● **DIRECTIONS FOR THIS TASK**
Copy the listing below line for line, with no changes.

● **PROVIDED MATERIAL**
_ _ _
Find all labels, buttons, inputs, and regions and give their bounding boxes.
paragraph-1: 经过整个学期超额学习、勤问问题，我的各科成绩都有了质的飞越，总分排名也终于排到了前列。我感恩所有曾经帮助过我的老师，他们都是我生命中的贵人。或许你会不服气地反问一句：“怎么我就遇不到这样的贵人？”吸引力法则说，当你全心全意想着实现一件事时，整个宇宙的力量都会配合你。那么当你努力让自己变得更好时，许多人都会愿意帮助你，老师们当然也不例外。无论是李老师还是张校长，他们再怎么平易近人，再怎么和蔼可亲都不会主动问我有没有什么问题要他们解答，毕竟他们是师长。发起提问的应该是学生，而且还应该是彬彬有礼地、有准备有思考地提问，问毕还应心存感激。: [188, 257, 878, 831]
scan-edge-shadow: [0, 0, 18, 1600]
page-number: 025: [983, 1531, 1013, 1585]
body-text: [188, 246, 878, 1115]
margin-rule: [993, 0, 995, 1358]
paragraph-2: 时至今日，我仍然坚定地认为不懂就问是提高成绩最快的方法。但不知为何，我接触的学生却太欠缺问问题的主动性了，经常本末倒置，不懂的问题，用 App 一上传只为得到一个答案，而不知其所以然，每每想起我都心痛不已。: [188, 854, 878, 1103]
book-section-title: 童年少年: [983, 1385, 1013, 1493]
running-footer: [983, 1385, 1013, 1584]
_ _ _
● **THE RESULT**
Find all labels, buttons, inputs, and regions and give their bounding boxes.
paragraph-1: 经过整个学期超额学习、勤问问题，我的各科成绩都有了质的飞越，总分排名也终于排到了前列。我感恩所有曾经帮助过我的老师，他们都是我生命中的贵人。或许你会不服气地反问一句：“怎么我就遇不到这样的贵人？”吸引力法则说，当你全心全意想着实现一件事时，整个宇宙的力量都会配合你。那么当你努力让自己变得更好时，许多人都会愿意帮助你，老师们当然也不例外。无论是李老师还是张校长，他们再怎么平易近人，再怎么和蔼可亲都不会主动问我有没有什么问题要他们解答，毕竟他们是师长。发起提问的应该是学生，而且还应该是彬彬有礼地、有准备有思考地提问，问毕还应心存感激。: [188, 257, 878, 831]
scan-edge-shadow: [0, 0, 18, 1600]
page-number: 025: [983, 1531, 1013, 1585]
body-text: [188, 246, 878, 1115]
margin-rule: [993, 0, 995, 1358]
paragraph-2: 时至今日，我仍然坚定地认为不懂就问是提高成绩最快的方法。但不知为何，我接触的学生却太欠缺问问题的主动性了，经常本末倒置，不懂的问题，用 App 一上传只为得到一个答案，而不知其所以然，每每想起我都心痛不已。: [188, 854, 878, 1103]
book-section-title: 童年少年: [983, 1385, 1013, 1493]
running-footer: [983, 1385, 1013, 1584]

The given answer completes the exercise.